REQUIRED WORK :: Each entry below should be echoed exactly, with pictures omitted.

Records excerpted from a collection
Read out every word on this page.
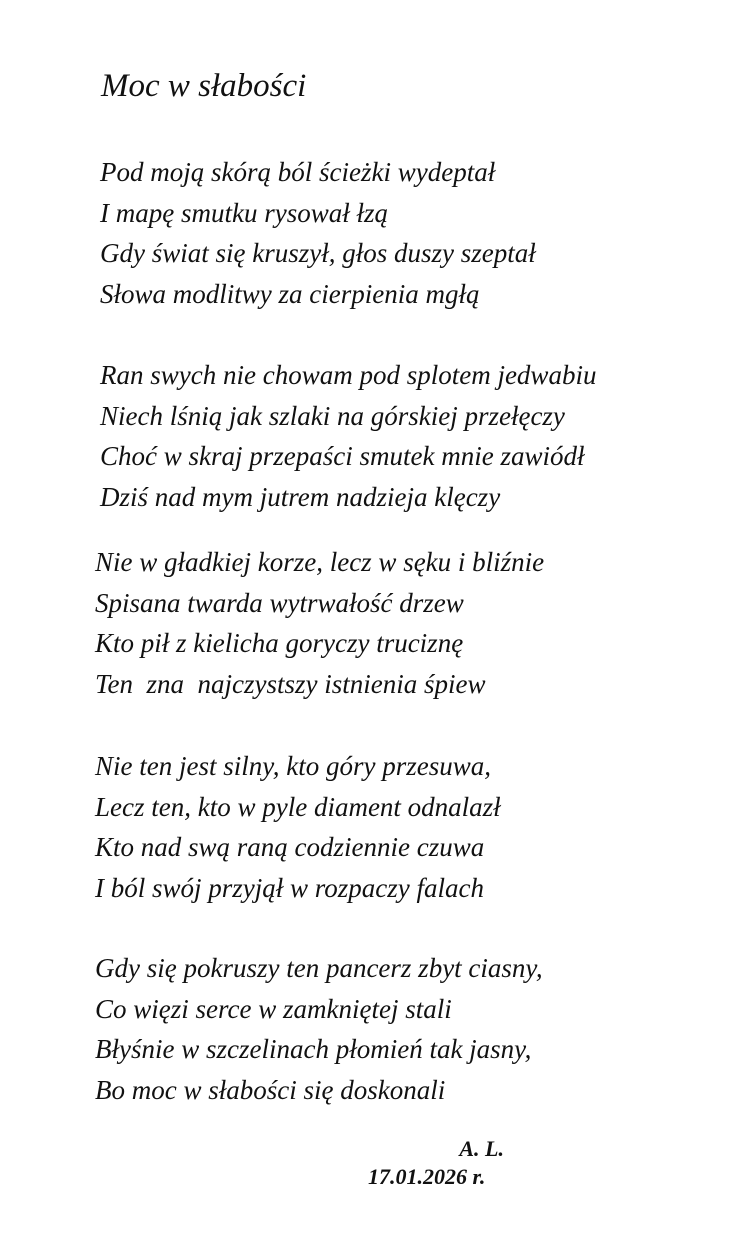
Moc w słabości
Pod moją skórą ból ścieżki wydeptał
I mapę smutku rysował łzą
Gdy świat się kruszył, głos duszy szeptał
Słowa modlitwy za cierpienia mgłą
Ran swych nie chowam pod splotem jedwabiu
Niech lśnią jak szlaki na górskiej przełęczy
Choć w skraj przepaści smutek mnie zawiódł
Dziś nad mym jutrem nadzieja klęczy
Nie w gładkiej korze, lecz w sęku i bliźnie
Spisana twarda wytrwałość drzew
Kto pił z kielicha goryczy truciznę
Ten  zna  najczystszy istnienia śpiew
Nie ten jest silny, kto góry przesuwa,
Lecz ten, kto w pyle diament odnalazł
Kto nad swą raną codziennie czuwa
I ból swój przyjął w rozpaczy falach
Gdy się pokruszy ten pancerz zbyt ciasny,
Co więzi serce w zamkniętej stali
Błyśnie w szczelinach płomień tak jasny,
Bo moc w słabości się doskonali
A. L.
17.01.2026 r.
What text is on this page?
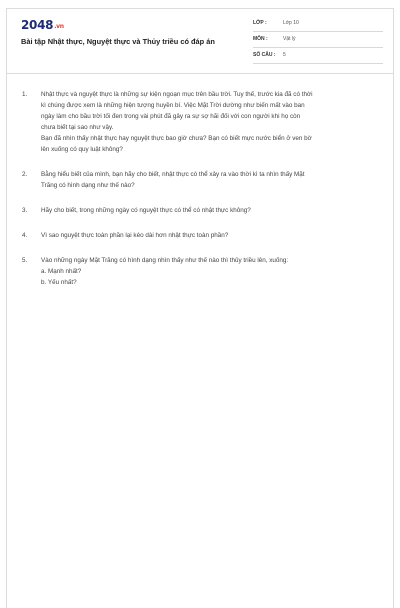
2048.vn
Bài tập Nhật thực, Nguyệt thực và Thủy triều có đáp án
LỚP :	Lớp 10
MÔN :	Vật lý
SỐ CÂU : 5
1. Nhật thực và nguyệt thực là những sự kiện ngoạn mục trên bầu trời. Tuy thế, trước kia đã có thời
kì chúng được xem là những hiện tượng huyền bí. Việc Mặt Trời dường như biến mất vào ban
ngày làm cho bầu trời tối đen trong vài phút đã gây ra sự sợ hãi đối với con người khi họ còn
chưa biết tại sao như vậy.
Bạn đã nhìn thấy nhật thực hay nguyệt thực bao giờ chưa? Bạn có biết mực nước biển ở ven bờ
lên xuống có quy luật không?
2. Bằng hiểu biết của mình, bạn hãy cho biết, nhật thực có thể xảy ra vào thời kì ta nhìn thấy Mặt
Trăng có hình dạng như thế nào?
3. Hãy cho biết, trong những ngày có nguyệt thực có thể có nhật thực không?
4. Vì sao nguyệt thực toàn phần lại kéo dài hơn nhật thực toàn phần?
5. Vào những ngày Mặt Trăng có hình dạng nhìn thấy như thế nào thì thủy triều lên, xuống:
a. Mạnh nhất?
b. Yếu nhất?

RESPONSE TO THIS EXERCISE ::
Read out every word on this page.
Moc w słabości
Pod moją skórą ból ścieżki wydeptał
I mapę smutku rysował łzą
Gdy świat się kruszył, głos duszy szeptał
Słowa modlitwy za cierpienia mgłą
Ran swych nie chowam pod splotem jedwabiu
Niech lśnią jak szlaki na górskiej przełęczy
Choć w skraj przepaści smutek mnie zawiódł
Dziś nad mym jutrem nadzieja klęczy
Nie w gładkiej korze, lecz w sęku i bliźnie
Spisana twarda wytrwałość drzew
Kto pił z kielicha goryczy truciznę
Ten  zna  najczystszy istnienia śpiew
Nie ten jest silny, kto góry przesuwa,
Lecz ten, kto w pyle diament odnalazł
Kto nad swą raną codziennie czuwa
I ból swój przyjął w rozpaczy falach
Gdy się pokruszy ten pancerz zbyt ciasny,
Co więzi serce w zamkniętej stali
Błyśnie w szczelinach płomień tak jasny,
Bo moc w słabości się doskonali
A. L.
17.01.2026 r.
What text is on this page?
2048.vn
Bài tập Nhật thực, Nguyệt thực và Thủy triều có đáp án
LỚP :	Lớp 10
MÔN :	Vật lý
SỐ CÂU : 5
1. Nhật thực và nguyệt thực là những sự kiện ngoạn mục trên bầu trời. Tuy thế, trước kia đã có thời
kì chúng được xem là những hiện tượng huyền bí. Việc Mặt Trời dường như biến mất vào ban
ngày làm cho bầu trời tối đen trong vài phút đã gây ra sự sợ hãi đối với con người khi họ còn
chưa biết tại sao như vậy.
Bạn đã nhìn thấy nhật thực hay nguyệt thực bao giờ chưa? Bạn có biết mực nước biển ở ven bờ
lên xuống có quy luật không?
2. Bằng hiểu biết của mình, bạn hãy cho biết, nhật thực có thể xảy ra vào thời kì ta nhìn thấy Mặt
Trăng có hình dạng như thế nào?
3. Hãy cho biết, trong những ngày có nguyệt thực có thể có nhật thực không?
4. Vì sao nguyệt thực toàn phần lại kéo dài hơn nhật thực toàn phần?
5. Vào những ngày Mặt Trăng có hình dạng nhìn thấy như thế nào thì thủy triều lên, xuống:
a. Mạnh nhất?
b. Yếu nhất?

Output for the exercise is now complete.